**Texto de leitura:**
——
Em relação aos movimentos de análise, Motta (2013) propõe as etapas abaixo que, a depender do pesquisador, podem ou não serem desenvolvidas, mas são propostas como forma de organizar metodologicamente o trabalho:

1 - O primeiro movimento é compreender a intriga como síntese do heterogêneo. Para isso, o analista deve ler e reler a narrativa quantas vezes for necessário, a fim de compreendê- la integralmente, pois uma análise só pode ser realizada quando se conhece muito bem a estória integral e o enredo no qual ela se estrutura. Isso permitirá a identificação do seu princípio, o meio e final, bem como sua inteligibilidade como totalidade.

2 - O segundo movimento consiste em compreender a lógica do paradigma narrativo. A lógica da narrativa corresponde à articulação interna das partes. Deve-se buscar compreendê-la no seu contexto comunicativo como um projeto dramático de construção da realidade. Um narrador, ao colocar-se na encenação narrativa, utiliza estratégica e astuciosamente os recursos de linguagem para construir um discurso argumentativo na relação com o seu interlocutor.
——
**Dados de compreensão de documentos:**
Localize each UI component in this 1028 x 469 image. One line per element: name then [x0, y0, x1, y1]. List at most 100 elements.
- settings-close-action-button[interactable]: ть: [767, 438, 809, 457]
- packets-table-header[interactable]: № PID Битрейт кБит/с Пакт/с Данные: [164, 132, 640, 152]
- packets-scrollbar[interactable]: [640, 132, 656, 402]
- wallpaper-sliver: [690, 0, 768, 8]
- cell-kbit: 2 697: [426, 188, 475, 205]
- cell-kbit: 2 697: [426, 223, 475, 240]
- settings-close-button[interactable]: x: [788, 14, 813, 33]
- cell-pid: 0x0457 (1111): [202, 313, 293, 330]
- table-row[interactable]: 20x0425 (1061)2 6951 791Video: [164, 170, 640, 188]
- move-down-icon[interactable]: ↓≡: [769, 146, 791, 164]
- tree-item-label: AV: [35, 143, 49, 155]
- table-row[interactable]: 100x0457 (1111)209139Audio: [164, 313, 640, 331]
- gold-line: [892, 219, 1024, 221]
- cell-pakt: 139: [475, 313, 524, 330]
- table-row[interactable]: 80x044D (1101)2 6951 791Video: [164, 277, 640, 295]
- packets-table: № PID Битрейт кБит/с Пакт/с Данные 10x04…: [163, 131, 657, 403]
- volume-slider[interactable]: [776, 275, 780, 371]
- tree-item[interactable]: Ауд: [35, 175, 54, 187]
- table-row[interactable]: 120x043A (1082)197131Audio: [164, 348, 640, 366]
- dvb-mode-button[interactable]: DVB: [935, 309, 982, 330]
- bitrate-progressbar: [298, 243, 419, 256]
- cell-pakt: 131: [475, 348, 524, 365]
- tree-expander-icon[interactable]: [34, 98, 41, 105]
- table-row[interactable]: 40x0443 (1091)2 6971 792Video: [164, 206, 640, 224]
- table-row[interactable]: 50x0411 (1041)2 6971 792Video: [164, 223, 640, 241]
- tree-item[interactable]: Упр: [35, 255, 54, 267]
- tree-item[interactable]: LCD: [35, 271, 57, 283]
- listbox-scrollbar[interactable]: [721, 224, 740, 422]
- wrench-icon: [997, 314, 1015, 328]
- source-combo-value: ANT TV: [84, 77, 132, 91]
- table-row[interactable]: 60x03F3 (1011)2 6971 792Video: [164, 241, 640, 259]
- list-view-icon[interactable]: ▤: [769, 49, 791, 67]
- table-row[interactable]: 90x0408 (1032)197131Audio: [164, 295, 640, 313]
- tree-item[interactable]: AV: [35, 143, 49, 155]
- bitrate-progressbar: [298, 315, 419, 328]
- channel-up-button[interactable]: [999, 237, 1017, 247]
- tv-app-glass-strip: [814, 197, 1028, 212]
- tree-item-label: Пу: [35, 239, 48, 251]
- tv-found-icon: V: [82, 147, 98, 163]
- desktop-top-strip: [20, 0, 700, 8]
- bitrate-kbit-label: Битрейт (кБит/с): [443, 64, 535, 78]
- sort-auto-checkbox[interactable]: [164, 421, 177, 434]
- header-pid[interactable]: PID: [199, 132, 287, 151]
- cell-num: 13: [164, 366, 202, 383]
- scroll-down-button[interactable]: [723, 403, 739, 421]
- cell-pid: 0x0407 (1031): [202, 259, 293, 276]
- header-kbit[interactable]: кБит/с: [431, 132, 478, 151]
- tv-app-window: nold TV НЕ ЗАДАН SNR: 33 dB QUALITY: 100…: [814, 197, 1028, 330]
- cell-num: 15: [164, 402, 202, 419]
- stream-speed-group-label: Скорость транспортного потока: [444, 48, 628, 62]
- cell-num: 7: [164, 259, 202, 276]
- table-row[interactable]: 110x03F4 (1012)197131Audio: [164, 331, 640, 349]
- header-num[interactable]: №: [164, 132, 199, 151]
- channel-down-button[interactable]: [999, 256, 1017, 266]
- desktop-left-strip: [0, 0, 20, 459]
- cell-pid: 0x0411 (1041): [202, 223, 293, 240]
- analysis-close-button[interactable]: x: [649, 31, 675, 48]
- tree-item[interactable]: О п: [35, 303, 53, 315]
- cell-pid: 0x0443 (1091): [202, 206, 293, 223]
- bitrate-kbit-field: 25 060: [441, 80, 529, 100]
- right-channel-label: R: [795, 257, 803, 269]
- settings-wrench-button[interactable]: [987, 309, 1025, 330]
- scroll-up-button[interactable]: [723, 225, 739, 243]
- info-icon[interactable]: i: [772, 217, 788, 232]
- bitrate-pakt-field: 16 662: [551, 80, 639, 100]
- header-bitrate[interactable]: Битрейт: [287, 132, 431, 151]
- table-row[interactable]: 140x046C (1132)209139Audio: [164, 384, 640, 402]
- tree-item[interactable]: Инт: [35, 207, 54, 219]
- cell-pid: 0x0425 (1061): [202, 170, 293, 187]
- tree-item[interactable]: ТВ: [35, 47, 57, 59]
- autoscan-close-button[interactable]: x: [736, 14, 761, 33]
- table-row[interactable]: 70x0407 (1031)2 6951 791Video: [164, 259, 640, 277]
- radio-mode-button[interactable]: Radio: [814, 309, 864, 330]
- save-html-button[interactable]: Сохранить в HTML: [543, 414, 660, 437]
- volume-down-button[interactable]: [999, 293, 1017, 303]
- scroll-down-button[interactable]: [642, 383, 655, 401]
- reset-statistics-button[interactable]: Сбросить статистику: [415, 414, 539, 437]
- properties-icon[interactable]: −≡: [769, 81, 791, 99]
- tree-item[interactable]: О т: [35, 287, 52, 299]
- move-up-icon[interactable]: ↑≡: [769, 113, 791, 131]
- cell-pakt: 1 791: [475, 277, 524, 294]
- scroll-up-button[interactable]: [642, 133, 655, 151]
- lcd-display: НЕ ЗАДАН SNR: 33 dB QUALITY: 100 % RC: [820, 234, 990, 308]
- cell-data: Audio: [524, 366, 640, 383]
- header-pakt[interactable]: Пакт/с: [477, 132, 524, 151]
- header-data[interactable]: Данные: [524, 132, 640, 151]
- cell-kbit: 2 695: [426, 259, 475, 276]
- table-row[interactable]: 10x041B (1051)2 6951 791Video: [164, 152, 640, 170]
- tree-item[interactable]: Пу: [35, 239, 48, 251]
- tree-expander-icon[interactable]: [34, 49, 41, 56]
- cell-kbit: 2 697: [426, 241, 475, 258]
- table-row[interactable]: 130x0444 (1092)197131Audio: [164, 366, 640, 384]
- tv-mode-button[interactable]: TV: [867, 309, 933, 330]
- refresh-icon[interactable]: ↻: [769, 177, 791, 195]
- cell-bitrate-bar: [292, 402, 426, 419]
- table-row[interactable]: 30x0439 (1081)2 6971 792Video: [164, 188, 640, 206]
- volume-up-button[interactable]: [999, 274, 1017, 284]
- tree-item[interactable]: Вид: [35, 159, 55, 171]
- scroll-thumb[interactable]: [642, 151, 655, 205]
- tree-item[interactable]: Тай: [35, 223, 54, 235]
——
**Exercícios:**
1. No texto sobre os movimentos de análise, em que consiste o segundo movimento?
2. Redigite, sem mudar nada, o trecho do texto sobre os movimentos de análise que vai de "Em relação aos" até "inteligibilidade como totalidade.".
As linhas são um material à parte, sem ligação com o texto.

**Respostas por exercício:**
1. Consiste em compreender a lógica do paradigma narrativo.

2.
Em relação aos movimentos de análise, Motta (2013) propõe as etapas abaixo que, a depender do pesquisador, podem ou não serem desenvolvidas, mas são propostas como forma de organizar metodologicamente o trabalho:

1 - O primeiro movimento é compreender a intriga como síntese do heterogêneo. Para isso, o analista deve ler e reler a narrativa quantas vezes for necessário, a fim de compreendê- la integralmente, pois uma análise só pode ser realizada quando se conhece muito bem a estória integral e o enredo no qual ela se estrutura. Isso permitirá a identificação do seu princípio, o meio e final, bem como sua inteligibilidade como totalidade.